▶ TASK: Identify all lines in the data containing the string "series". Copy them out.

▶ RECORDED DATA:
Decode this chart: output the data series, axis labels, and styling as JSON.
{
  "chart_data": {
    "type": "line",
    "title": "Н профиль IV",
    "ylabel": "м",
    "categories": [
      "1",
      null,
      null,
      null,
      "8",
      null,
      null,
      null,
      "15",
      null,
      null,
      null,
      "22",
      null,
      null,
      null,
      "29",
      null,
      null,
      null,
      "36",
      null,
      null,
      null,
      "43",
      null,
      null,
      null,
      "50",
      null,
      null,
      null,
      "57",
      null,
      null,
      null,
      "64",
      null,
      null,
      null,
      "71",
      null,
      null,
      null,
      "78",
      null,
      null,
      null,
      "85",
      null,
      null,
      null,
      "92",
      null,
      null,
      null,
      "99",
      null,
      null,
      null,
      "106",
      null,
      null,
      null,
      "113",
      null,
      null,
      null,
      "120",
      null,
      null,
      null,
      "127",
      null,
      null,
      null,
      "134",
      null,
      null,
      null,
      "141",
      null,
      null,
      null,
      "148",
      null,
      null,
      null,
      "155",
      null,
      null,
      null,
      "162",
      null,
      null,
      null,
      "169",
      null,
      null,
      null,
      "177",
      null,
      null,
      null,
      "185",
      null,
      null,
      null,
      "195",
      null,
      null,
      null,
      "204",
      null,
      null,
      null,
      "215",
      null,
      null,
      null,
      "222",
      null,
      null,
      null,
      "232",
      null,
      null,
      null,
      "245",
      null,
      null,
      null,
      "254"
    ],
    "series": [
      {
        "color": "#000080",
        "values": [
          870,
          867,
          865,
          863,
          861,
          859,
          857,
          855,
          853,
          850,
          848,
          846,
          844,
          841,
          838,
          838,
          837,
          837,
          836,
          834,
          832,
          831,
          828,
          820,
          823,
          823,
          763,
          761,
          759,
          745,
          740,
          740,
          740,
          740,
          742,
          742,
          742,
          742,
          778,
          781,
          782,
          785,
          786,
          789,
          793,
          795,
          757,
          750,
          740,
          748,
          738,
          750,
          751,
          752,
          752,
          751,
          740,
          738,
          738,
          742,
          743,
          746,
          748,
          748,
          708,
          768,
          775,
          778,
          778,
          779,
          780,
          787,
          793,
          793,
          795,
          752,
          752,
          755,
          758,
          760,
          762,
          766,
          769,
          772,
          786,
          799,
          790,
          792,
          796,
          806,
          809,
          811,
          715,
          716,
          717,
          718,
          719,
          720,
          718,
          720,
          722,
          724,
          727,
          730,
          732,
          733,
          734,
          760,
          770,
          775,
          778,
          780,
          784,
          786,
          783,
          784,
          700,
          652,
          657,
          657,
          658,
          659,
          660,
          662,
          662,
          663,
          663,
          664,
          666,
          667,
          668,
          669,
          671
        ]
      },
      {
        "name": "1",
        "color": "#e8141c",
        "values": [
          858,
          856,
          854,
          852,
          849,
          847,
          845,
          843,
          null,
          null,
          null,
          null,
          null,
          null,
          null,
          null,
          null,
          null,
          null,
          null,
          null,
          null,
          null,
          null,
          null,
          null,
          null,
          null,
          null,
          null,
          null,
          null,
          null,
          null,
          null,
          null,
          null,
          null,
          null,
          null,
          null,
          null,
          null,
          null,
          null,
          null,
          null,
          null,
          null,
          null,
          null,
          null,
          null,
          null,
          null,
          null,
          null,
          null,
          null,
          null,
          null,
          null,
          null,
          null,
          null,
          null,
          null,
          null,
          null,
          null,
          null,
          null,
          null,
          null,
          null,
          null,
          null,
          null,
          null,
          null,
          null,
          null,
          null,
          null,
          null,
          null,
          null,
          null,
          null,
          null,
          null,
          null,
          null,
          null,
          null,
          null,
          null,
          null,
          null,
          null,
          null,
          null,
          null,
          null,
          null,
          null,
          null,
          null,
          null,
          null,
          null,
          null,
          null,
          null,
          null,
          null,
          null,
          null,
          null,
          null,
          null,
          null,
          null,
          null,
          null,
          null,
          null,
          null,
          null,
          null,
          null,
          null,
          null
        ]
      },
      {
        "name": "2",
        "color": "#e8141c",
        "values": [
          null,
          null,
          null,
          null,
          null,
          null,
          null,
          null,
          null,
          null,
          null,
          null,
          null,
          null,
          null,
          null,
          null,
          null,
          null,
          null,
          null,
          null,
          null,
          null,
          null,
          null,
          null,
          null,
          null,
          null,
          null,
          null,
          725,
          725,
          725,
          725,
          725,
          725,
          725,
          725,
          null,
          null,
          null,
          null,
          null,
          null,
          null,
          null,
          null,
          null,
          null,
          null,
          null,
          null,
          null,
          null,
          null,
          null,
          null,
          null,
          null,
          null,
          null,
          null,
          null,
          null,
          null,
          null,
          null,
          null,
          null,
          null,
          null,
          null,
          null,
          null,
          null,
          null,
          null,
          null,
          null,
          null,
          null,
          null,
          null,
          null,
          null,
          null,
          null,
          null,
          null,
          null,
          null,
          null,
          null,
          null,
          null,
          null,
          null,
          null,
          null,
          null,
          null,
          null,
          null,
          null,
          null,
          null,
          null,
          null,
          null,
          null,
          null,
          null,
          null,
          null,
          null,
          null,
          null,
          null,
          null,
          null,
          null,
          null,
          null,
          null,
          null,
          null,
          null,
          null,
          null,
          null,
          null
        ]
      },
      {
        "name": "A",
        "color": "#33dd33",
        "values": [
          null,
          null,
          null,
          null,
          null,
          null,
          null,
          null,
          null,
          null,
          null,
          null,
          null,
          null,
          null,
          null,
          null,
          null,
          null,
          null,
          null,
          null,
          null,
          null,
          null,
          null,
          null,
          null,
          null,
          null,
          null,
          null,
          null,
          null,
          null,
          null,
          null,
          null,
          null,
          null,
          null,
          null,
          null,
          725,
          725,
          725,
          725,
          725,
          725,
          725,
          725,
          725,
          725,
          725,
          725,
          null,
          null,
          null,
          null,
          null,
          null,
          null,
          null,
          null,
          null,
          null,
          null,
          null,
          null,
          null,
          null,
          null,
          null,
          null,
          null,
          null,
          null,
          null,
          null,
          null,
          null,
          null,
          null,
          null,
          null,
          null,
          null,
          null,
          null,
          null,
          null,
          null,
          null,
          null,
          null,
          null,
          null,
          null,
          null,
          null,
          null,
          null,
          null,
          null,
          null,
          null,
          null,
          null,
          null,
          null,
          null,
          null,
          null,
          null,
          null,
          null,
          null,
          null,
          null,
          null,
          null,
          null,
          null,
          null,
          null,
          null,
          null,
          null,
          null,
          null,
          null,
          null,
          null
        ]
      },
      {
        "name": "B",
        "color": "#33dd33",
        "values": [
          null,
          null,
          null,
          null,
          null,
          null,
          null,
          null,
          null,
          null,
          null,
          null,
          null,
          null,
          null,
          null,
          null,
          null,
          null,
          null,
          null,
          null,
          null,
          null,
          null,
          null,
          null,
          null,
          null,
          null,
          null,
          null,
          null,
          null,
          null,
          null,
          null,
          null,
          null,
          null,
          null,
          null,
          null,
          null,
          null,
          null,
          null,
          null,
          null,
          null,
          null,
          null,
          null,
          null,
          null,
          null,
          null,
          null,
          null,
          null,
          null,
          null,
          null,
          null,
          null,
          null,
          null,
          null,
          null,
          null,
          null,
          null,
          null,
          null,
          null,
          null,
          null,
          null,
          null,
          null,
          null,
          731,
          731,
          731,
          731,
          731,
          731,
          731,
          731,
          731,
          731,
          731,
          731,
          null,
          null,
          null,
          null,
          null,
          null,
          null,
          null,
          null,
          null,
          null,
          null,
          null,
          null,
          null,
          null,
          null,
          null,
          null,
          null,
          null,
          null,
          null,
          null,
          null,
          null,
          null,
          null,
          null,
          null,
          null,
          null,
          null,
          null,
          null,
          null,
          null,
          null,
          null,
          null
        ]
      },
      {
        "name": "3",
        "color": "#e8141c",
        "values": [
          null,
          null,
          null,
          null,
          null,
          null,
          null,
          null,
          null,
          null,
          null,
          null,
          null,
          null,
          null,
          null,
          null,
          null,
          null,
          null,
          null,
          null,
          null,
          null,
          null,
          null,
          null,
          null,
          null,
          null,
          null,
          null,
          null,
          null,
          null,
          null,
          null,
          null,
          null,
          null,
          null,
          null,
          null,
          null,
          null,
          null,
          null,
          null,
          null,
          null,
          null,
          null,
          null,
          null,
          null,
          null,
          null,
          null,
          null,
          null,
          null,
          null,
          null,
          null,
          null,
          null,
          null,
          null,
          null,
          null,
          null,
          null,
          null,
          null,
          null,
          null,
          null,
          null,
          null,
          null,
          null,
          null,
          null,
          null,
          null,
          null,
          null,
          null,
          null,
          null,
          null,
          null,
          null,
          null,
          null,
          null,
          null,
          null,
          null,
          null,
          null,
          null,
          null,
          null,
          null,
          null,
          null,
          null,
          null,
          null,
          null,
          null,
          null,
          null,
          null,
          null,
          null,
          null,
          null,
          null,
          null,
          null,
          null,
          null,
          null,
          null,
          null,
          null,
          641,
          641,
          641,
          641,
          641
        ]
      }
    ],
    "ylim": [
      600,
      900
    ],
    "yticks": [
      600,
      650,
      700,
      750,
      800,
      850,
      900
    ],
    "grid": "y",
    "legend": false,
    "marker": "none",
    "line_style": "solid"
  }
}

▶ WORKED ANSWER:
Decode this chart: output the data series, axis labels, and styling as JSON.
    "series": [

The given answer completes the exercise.